▶ _Текст документа_
--------------------------------

Грубым Юлий Исаевич и вообще не мог быть, если б и захотел — джентльмен-рыцарь. За это время, что его нет уже в живых, все вспоминаешь его, и, сквозь душевное волненье, слышишь его тихий голос, видишь изящные руки, застенчивую улыбку, его манеру наклонять голову и слегка поддакивать ею, его сутулую фигуру, даже излюбленные его белые отложные воротнички и запах духов — если не ошибаюсь, ландыша. Вот он в пальто с барашковым воротником, не первой молодости, спешит на лекцию по снежным улицам Москвы, еще мирной, вот ведет детей своих, одной рукой мальчика, другой — девочку через Арбатскую площадь. Ах, если бы эти мальчик и девочка шли с ним и по улицам Берлина в тот роковой день… не писал бы я этих строк.
Но его семья в Москве. Шесть лет прожил он одиноко в немецкой стране, одиноко и умер в ней.
Помню его в революцию. Вместе мы бедствовали, холодали и недоедали, стояли за прилавками Лавок Писателей. Вместе страдали душевно (что скрывать: много страдали).
Юлий Исаевич был одиночка, аристократ, художник. И — из тех, кто «к ногам народного кумира не клонит гордой головы». Аристократ, всю жизнь работал и всегда ходил в потертом пальто, и деньги презирал, и аскетически жил. Но никакой хам не мог заставить его облобызать себя. Да, он сильно умел любить, и ненавидел как следует. Злой ткани в нем не было, но от зла он отталкивался. Ничто не привлекало бы его к нему. Он сказал раз светловолосой девочке в эмиграции, его «единомышленнице», как он выражался:
— Если весь мир, Наташа, признает их, то мы с вами не признаем. И ваша мама.
В этом он весь. Он не переносил самогона, махорки, чубаровщины. Живя до своей высылки в Москве, не умолкал. В Союзе Писателей, на Тверском бульваре, вскоре после убийства Гумилева, прочел восторженный доклад о Гумилеве и Ахматовой.

--------------------------------

▶ _Исходные данные_
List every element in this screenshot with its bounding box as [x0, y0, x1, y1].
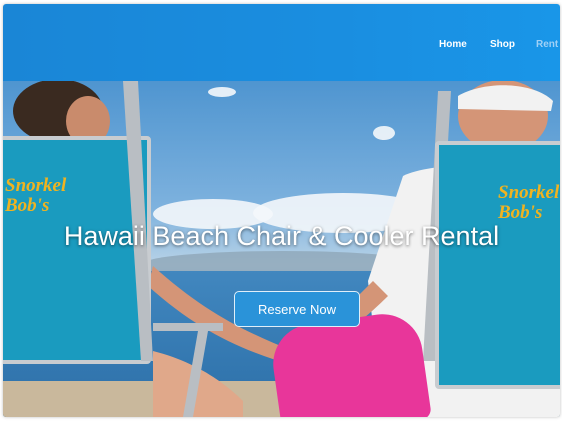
right-beach-chair [435, 141, 560, 389]
right-chair-logo: Snorkel Bob's [498, 182, 560, 223]
main-nav: Home Shop Rent [3, 39, 560, 55]
nav-home-link[interactable]: Home [439, 39, 467, 50]
hero-banner: Snorkel Bob's Snorkel Bob's Hawaii Beach… [3, 81, 560, 417]
nav-shop-link[interactable]: Shop [490, 39, 515, 50]
left-chair-logo: Snorkel Bob's [5, 175, 67, 216]
nav-rent-link[interactable]: Rent [536, 39, 558, 50]
site-header: Home Shop Rent [3, 4, 560, 81]
browser-viewport: Home Shop Rent Snorkel Bob's Snorkel Bob… [3, 4, 560, 417]
reserve-now-button[interactable]: Reserve Now [234, 291, 360, 327]
hero-title: Hawaii Beach Chair & Cooler Rental [63, 221, 500, 251]
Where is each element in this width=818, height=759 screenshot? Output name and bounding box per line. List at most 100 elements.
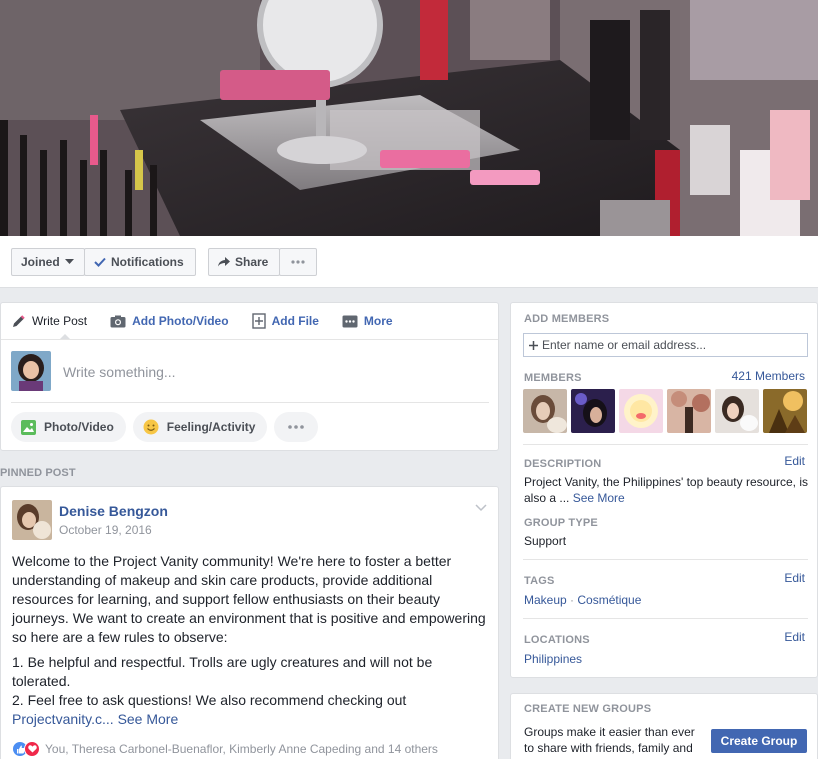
member-thumbnail[interactable] xyxy=(715,389,759,433)
member-thumbnail[interactable] xyxy=(523,389,567,433)
composer-pills: Photo/Video Feeling/Activity xyxy=(11,412,319,442)
chevron-down-icon xyxy=(475,504,487,512)
joined-label: Joined xyxy=(21,255,60,269)
create-group-button[interactable]: Create Group xyxy=(711,729,807,753)
tab-write-post[interactable]: Write Post xyxy=(11,314,87,329)
share-arrow-icon xyxy=(218,257,230,267)
user-avatar[interactable] xyxy=(11,351,51,391)
locations-title: LOCATIONS xyxy=(524,634,590,646)
tab-add-photo-video[interactable]: Add Photo/Video xyxy=(110,314,229,328)
tags-title: TAGS xyxy=(524,575,555,587)
section-divider xyxy=(523,559,808,560)
member-thumbnail[interactable] xyxy=(763,389,807,433)
location-philippines-link[interactable]: Philippines xyxy=(524,652,582,666)
locations-edit-link[interactable]: Edit xyxy=(784,630,805,644)
add-members-input[interactable]: Enter name or email address... xyxy=(523,333,808,357)
member-photo xyxy=(523,389,567,433)
create-groups-text: Groups make it easier than ever to share… xyxy=(524,725,695,755)
more-pill[interactable] xyxy=(274,412,319,442)
ellipsis-icon xyxy=(288,425,305,429)
smiley-icon xyxy=(143,419,159,435)
post-composer: Write Post Add Photo/Video Add File More… xyxy=(0,302,499,451)
plus-icon xyxy=(529,340,538,350)
joined-button[interactable]: Joined xyxy=(11,248,85,276)
author-avatar-image xyxy=(12,500,52,540)
create-groups-title: CREATE NEW GROUPS xyxy=(524,703,652,715)
tag-makeup-link[interactable]: Makeup xyxy=(524,593,567,607)
members-count-link[interactable]: 421 Members xyxy=(732,369,805,383)
member-photo xyxy=(763,389,807,433)
tag-cosmetique-link[interactable]: Cosmétique xyxy=(577,593,641,607)
description-text-block: Project Vanity, the Philippines' top bea… xyxy=(524,474,809,506)
composer-tabs: Write Post Add Photo/Video Add File More xyxy=(1,303,498,339)
composer-input-area[interactable]: Write something... xyxy=(11,351,489,403)
composer-placeholder: Write something... xyxy=(63,364,176,380)
share-button[interactable]: Share xyxy=(208,248,280,276)
tab-write-post-label: Write Post xyxy=(32,314,88,328)
photo-video-pill[interactable]: Photo/Video xyxy=(11,412,126,442)
member-thumbnails xyxy=(523,389,807,433)
members-title: MEMBERS xyxy=(524,372,582,384)
pencil-icon xyxy=(13,314,25,327)
tab-add-file[interactable]: Add File xyxy=(251,313,319,329)
tab-more[interactable]: More xyxy=(342,314,393,328)
checkmark-icon xyxy=(94,257,106,267)
tags-list: Makeup · Cosmétique xyxy=(524,592,809,608)
member-photo xyxy=(715,389,759,433)
caret-down-icon xyxy=(64,259,74,264)
create-groups-card: CREATE NEW GROUPS Groups make it easier … xyxy=(510,693,818,759)
post-author-name[interactable]: Denise Bengzon xyxy=(59,503,168,519)
location-item: Philippines xyxy=(524,651,809,667)
tags-edit-link[interactable]: Edit xyxy=(784,571,805,585)
more-options-button[interactable] xyxy=(279,248,317,276)
member-photo xyxy=(571,389,615,433)
photo-video-pill-label: Photo/Video xyxy=(44,420,114,434)
post-body: Welcome to the Project Vanity community!… xyxy=(12,552,492,729)
tab-add-photo-video-label: Add Photo/Video xyxy=(132,314,229,328)
group-about-card: ADD MEMBERS Enter name or email address.… xyxy=(510,302,818,678)
member-photo xyxy=(667,389,711,433)
member-thumbnail[interactable] xyxy=(619,389,663,433)
cover-photo-illustration xyxy=(0,0,818,236)
member-thumbnail[interactable] xyxy=(667,389,711,433)
add-members-placeholder: Enter name or email address... xyxy=(542,338,707,352)
post-rule-2: 2. Feel free to ask questions! We also r… xyxy=(12,692,407,708)
ellipsis-icon xyxy=(291,260,305,264)
feeling-activity-pill-label: Feeling/Activity xyxy=(166,420,256,434)
post-options-button[interactable] xyxy=(475,501,487,515)
cover-photo[interactable] xyxy=(0,0,818,236)
group-type-value: Support xyxy=(524,534,567,548)
post-reactions[interactable]: You, Theresa Carbonel-Buenaflor, Kimberl… xyxy=(12,741,438,757)
more-icon xyxy=(342,315,358,327)
feeling-activity-pill[interactable]: Feeling/Activity xyxy=(132,412,268,442)
reactions-text: You, Theresa Carbonel-Buenaflor, Kimberl… xyxy=(45,742,438,756)
section-divider xyxy=(523,618,808,619)
group-type-title: GROUP TYPE xyxy=(524,517,598,529)
pinned-post: Denise Bengzon October 19, 2016 Welcome … xyxy=(0,486,499,759)
post-website-link[interactable]: Projectvanity.c... xyxy=(12,711,114,727)
description-text: Project Vanity, the Philippines' top bea… xyxy=(524,475,808,505)
tag-separator: · xyxy=(566,593,578,607)
file-plus-icon xyxy=(251,313,266,329)
composer-divider xyxy=(1,339,498,340)
notifications-label: Notifications xyxy=(111,255,184,269)
description-edit-link[interactable]: Edit xyxy=(784,454,805,468)
description-title: DESCRIPTION xyxy=(524,458,602,470)
group-action-bar: Joined Notifications Share xyxy=(0,236,818,288)
post-paragraph: Welcome to the Project Vanity community!… xyxy=(12,553,486,645)
tab-more-label: More xyxy=(363,314,393,328)
section-divider xyxy=(523,444,808,445)
photo-icon xyxy=(21,419,36,435)
post-date[interactable]: October 19, 2016 xyxy=(59,523,152,537)
post-see-more-link[interactable]: See More xyxy=(118,711,179,727)
author-avatar[interactable] xyxy=(12,500,52,540)
camera-icon xyxy=(110,315,126,327)
user-avatar-image xyxy=(11,351,51,391)
add-members-title: ADD MEMBERS xyxy=(524,313,610,325)
pinned-post-label: PINNED POST xyxy=(0,467,76,479)
notifications-button[interactable]: Notifications xyxy=(84,248,196,276)
love-reaction-icon xyxy=(24,741,40,757)
member-thumbnail[interactable] xyxy=(571,389,615,433)
member-photo xyxy=(619,389,663,433)
description-see-more-link[interactable]: See More xyxy=(573,491,625,505)
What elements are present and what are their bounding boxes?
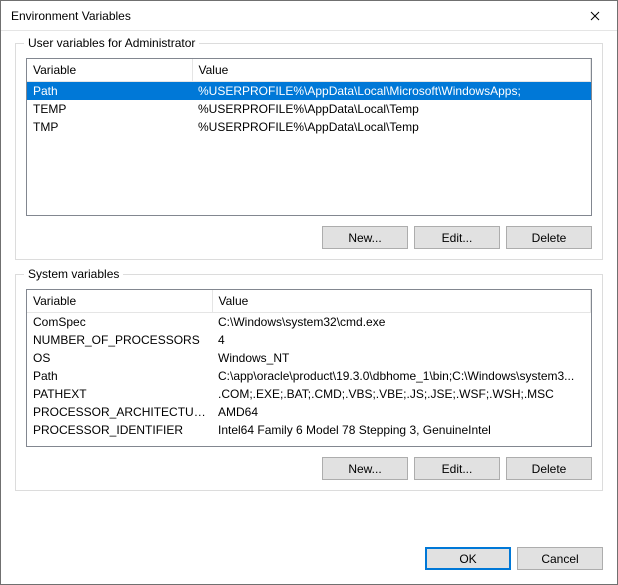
table-row[interactable]: ComSpec C:\Windows\system32\cmd.exe: [27, 313, 591, 332]
titlebar: Environment Variables: [1, 1, 617, 31]
cell-value: %USERPROFILE%\AppData\Local\Microsoft\Wi…: [192, 82, 591, 101]
cell-variable: PROCESSOR_ARCHITECTURE: [27, 403, 212, 421]
cell-value: Intel64 Family 6 Model 78 Stepping 3, Ge…: [212, 421, 591, 439]
cell-value: AMD64: [212, 403, 591, 421]
cell-variable: ComSpec: [27, 313, 212, 332]
ok-button[interactable]: OK: [425, 547, 511, 570]
system-variables-group: System variables Variable Value ComSpec: [15, 274, 603, 491]
cell-value: %USERPROFILE%\AppData\Local\Temp: [192, 100, 591, 118]
cell-variable: TMP: [27, 118, 192, 136]
cell-value: .COM;.EXE;.BAT;.CMD;.VBS;.VBE;.JS;.JSE;.…: [212, 385, 591, 403]
close-button[interactable]: [572, 1, 617, 31]
cell-variable: TEMP: [27, 100, 192, 118]
window-title: Environment Variables: [11, 9, 572, 23]
cell-value: C:\Windows\system32\cmd.exe: [212, 313, 591, 332]
user-variables-table-wrapper: Variable Value Path %USERPROFILE%\AppDat…: [26, 58, 592, 216]
table-row[interactable]: NUMBER_OF_PROCESSORS 4: [27, 331, 591, 349]
cell-variable: PROCESSOR_IDENTIFIER: [27, 421, 212, 439]
table-row[interactable]: OS Windows_NT: [27, 349, 591, 367]
cell-variable: NUMBER_OF_PROCESSORS: [27, 331, 212, 349]
table-row[interactable]: TMP %USERPROFILE%\AppData\Local\Temp: [27, 118, 591, 136]
system-col-value[interactable]: Value: [212, 290, 591, 313]
environment-variables-dialog: Environment Variables User variables for…: [0, 0, 618, 585]
cell-value: %USERPROFILE%\AppData\Local\Temp: [192, 118, 591, 136]
system-variables-title: System variables: [24, 267, 123, 281]
system-edit-button[interactable]: Edit...: [414, 457, 500, 480]
table-row[interactable]: TEMP %USERPROFILE%\AppData\Local\Temp: [27, 100, 591, 118]
system-new-button[interactable]: New...: [322, 457, 408, 480]
system-col-variable[interactable]: Variable: [27, 290, 212, 313]
user-variables-title: User variables for Administrator: [24, 36, 199, 50]
table-row[interactable]: PROCESSOR_ARCHITECTURE AMD64: [27, 403, 591, 421]
system-variables-table-wrapper: Variable Value ComSpec C:\Windows\system…: [26, 289, 592, 447]
user-buttons-row: New... Edit... Delete: [26, 226, 592, 249]
close-icon: [590, 11, 600, 21]
cell-value: Windows_NT: [212, 349, 591, 367]
table-row[interactable]: PATHEXT .COM;.EXE;.BAT;.CMD;.VBS;.VBE;.J…: [27, 385, 591, 403]
cancel-button[interactable]: Cancel: [517, 547, 603, 570]
system-variables-table: Variable Value ComSpec C:\Windows\system…: [27, 290, 591, 439]
cell-value: 4: [212, 331, 591, 349]
user-variables-scroll[interactable]: Variable Value Path %USERPROFILE%\AppDat…: [27, 59, 591, 215]
table-row[interactable]: Path C:\app\oracle\product\19.3.0\dbhome…: [27, 367, 591, 385]
user-delete-button[interactable]: Delete: [506, 226, 592, 249]
user-variables-group: User variables for Administrator Variabl…: [15, 43, 603, 260]
cell-value: C:\app\oracle\product\19.3.0\dbhome_1\bi…: [212, 367, 591, 385]
system-buttons-row: New... Edit... Delete: [26, 457, 592, 480]
table-row[interactable]: Path %USERPROFILE%\AppData\Local\Microso…: [27, 82, 591, 101]
user-edit-button[interactable]: Edit...: [414, 226, 500, 249]
cell-variable: PATHEXT: [27, 385, 212, 403]
content-area: User variables for Administrator Variabl…: [1, 31, 617, 547]
cell-variable: OS: [27, 349, 212, 367]
system-variables-scroll[interactable]: Variable Value ComSpec C:\Windows\system…: [27, 290, 591, 446]
user-col-variable[interactable]: Variable: [27, 59, 192, 82]
table-row[interactable]: PROCESSOR_IDENTIFIER Intel64 Family 6 Mo…: [27, 421, 591, 439]
user-new-button[interactable]: New...: [322, 226, 408, 249]
dialog-buttons-row: OK Cancel: [1, 547, 617, 584]
user-variables-table: Variable Value Path %USERPROFILE%\AppDat…: [27, 59, 591, 136]
cell-variable: Path: [27, 82, 192, 101]
user-col-value[interactable]: Value: [192, 59, 591, 82]
cell-variable: Path: [27, 367, 212, 385]
system-delete-button[interactable]: Delete: [506, 457, 592, 480]
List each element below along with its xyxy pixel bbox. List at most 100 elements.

--------------------------------

▶ _Обязательные задания_
1. Продублируйте дословно фрагмент воспоминаний о Юлии Исаевиче, начиная со слов «Но его семья» и продолжая до слов «И ваша мама.» включительно.
2. Подхватите воспоминания о Юлии Исаевиче после последнего приведенного предложения и продолжите их.
Материал выше существует отдельно и не относится к воспоминаниям о Юлии Исаевиче.

▶ _Ответы по заданиям_
1.
Но его семья в Москве. Шесть лет прожил он одиноко в немецкой стране, одиноко и умер в ней.
Помню его в революцию. Вместе мы бедствовали, холодали и недоедали, стояли за прилавками Лавок Писателей. Вместе страдали душевно (что скрывать: много страдали).
Юлий Исаевич был одиночка, аристократ, художник. И — из тех, кто «к ногам народного кумира не клонит гордой головы». Аристократ, всю жизнь работал и всегда ходил в потертом пальто, и деньги презирал, и аскетически жил. Но никакой хам не мог заставить его облобызать себя. Да, он сильно умел любить, и ненавидел как следует. Злой ткани в нем не было, но от зла он отталкивался. Ничто не привлекало бы его к нему. Он сказал раз светловолосой девочке в эмиграции, его «единомышленнице», как он выражался:
— Если весь мир, Наташа, признает их, то мы с вами не признаем. И ваша мама.

2.
Разумеется, его в конце концов выслали.
В том же Союзе Писателей. Для принятия в члены требовалось представить книгу. Ее давали читать кому-нибудь в правлении. Нередко Айхенвальду. Прочитав, часто он говорил:
— Ну, конечно, очень слабо…
— Значит, не принять? (У нас были довольно строгие требования «уровня» литературности.)
Тут низвергатель Белинских и Брюсовых всегда отвечал: — Нет, отчего же. Зачем мы его будем обижать?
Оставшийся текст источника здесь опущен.